#### Short problem:
In the data below, rewrite the lines starting at the one containing "toggle-button[interactable]: ON bbox=[45, 128, 89, 148]" and ending at the one containing "next-button[interactable]: Next bbox=[425, 420, 479, 448]", replacing "sensor-value" with "gauge-reading" and leaving everything else unchanged.

=-=-=

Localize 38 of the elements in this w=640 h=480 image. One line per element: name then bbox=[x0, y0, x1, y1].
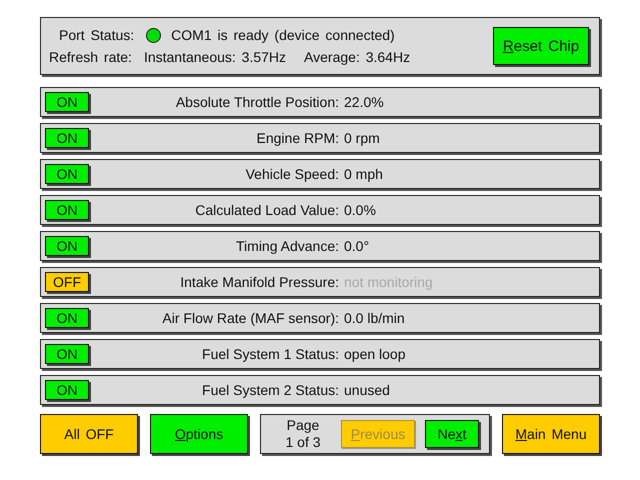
toggle-button[interactable]: ON bbox=[45, 128, 89, 148]
toggle-button[interactable]: ON bbox=[45, 164, 89, 184]
sensor-value: open loop bbox=[344, 346, 406, 362]
sensor-name: Intake Manifold Pressure: bbox=[179, 274, 339, 290]
sensor-value: 22.0% bbox=[344, 94, 384, 110]
sensor-name: Air Flow Rate (MAF sensor): bbox=[161, 310, 339, 326]
sensor-value: 0 rpm bbox=[344, 130, 380, 146]
sensor-name: Engine RPM: bbox=[256, 130, 339, 146]
sensor-value: 0.0 lb/min bbox=[344, 310, 405, 326]
sensor-name: Fuel System 2 Status: bbox=[201, 382, 339, 398]
all-off-button[interactable]: All OFF bbox=[40, 414, 138, 454]
port-status-message: COM1 is ready (device connected) bbox=[171, 27, 395, 43]
instantaneous-rate: Instantaneous: 3.57Hz bbox=[144, 49, 286, 65]
main-menu-button[interactable]: Main Menu bbox=[502, 414, 600, 454]
sensor-value: 0.0° bbox=[344, 238, 370, 254]
page-label: Page bbox=[286, 417, 320, 434]
port-status-label: Port Status: bbox=[59, 27, 134, 43]
refresh-rate-label: Refresh rate: bbox=[49, 49, 132, 65]
sensor-name: Absolute Throttle Position: bbox=[174, 94, 339, 110]
sensor-value: unused bbox=[344, 382, 390, 398]
toggle-button[interactable]: OFF bbox=[45, 272, 89, 292]
average-rate: Average: 3.64Hz bbox=[304, 49, 410, 65]
toggle-button[interactable]: ON bbox=[45, 308, 89, 328]
toggle-button[interactable]: ON bbox=[45, 380, 89, 400]
reset-chip-button[interactable]: Reset Chip bbox=[493, 27, 589, 65]
sensor-name: Vehicle Speed: bbox=[244, 166, 339, 182]
next-button[interactable]: Next bbox=[425, 420, 479, 448]
sensor-name: Fuel System 1 Status: bbox=[201, 346, 339, 362]
sensor-value: 0 mph bbox=[344, 166, 383, 182]
toggle-button[interactable]: ON bbox=[45, 200, 89, 220]
page-count: 1 of 3 bbox=[285, 434, 321, 451]
toggle-button[interactable]: ON bbox=[45, 92, 89, 112]
sensor-value: 0.0% bbox=[344, 202, 376, 218]
toggle-button[interactable]: ON bbox=[45, 344, 89, 364]
toggle-button[interactable]: ON bbox=[45, 236, 89, 256]
sensor-name: Calculated Load Value: bbox=[194, 202, 339, 218]
options-button[interactable]: Options bbox=[150, 414, 248, 454]
sensor-name: Timing Advance: bbox=[235, 238, 339, 254]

=-=-=

#### Answer for the task:
toggle-button[interactable]: ON bbox=[45, 128, 89, 148]
toggle-button[interactable]: ON bbox=[45, 164, 89, 184]
gauge-reading: open loop bbox=[344, 346, 406, 362]
sensor-name: Intake Manifold Pressure: bbox=[179, 274, 339, 290]
gauge-reading: 22.0% bbox=[344, 94, 384, 110]
sensor-name: Air Flow Rate (MAF sensor): bbox=[161, 310, 339, 326]
gauge-reading: 0 rpm bbox=[344, 130, 380, 146]
sensor-name: Engine RPM: bbox=[256, 130, 339, 146]
gauge-reading: 0.0 lb/min bbox=[344, 310, 405, 326]
sensor-name: Fuel System 2 Status: bbox=[201, 382, 339, 398]
all-off-button[interactable]: All OFF bbox=[40, 414, 138, 454]
port-status-message: COM1 is ready (device connected) bbox=[171, 27, 395, 43]
instantaneous-rate: Instantaneous: 3.57Hz bbox=[144, 49, 286, 65]
main-menu-button[interactable]: Main Menu bbox=[502, 414, 600, 454]
gauge-reading: 0.0° bbox=[344, 238, 370, 254]
page-label: Page bbox=[286, 417, 320, 434]
port-status-label: Port Status: bbox=[59, 27, 134, 43]
refresh-rate-label: Refresh rate: bbox=[49, 49, 132, 65]
sensor-name: Absolute Throttle Position: bbox=[174, 94, 339, 110]
gauge-reading: unused bbox=[344, 382, 390, 398]
toggle-button[interactable]: OFF bbox=[45, 272, 89, 292]
average-rate: Average: 3.64Hz bbox=[304, 49, 410, 65]
toggle-button[interactable]: ON bbox=[45, 308, 89, 328]
toggle-button[interactable]: ON bbox=[45, 380, 89, 400]
reset-chip-button[interactable]: Reset Chip bbox=[493, 27, 589, 65]
sensor-name: Vehicle Speed: bbox=[244, 166, 339, 182]
next-button[interactable]: Next bbox=[425, 420, 479, 448]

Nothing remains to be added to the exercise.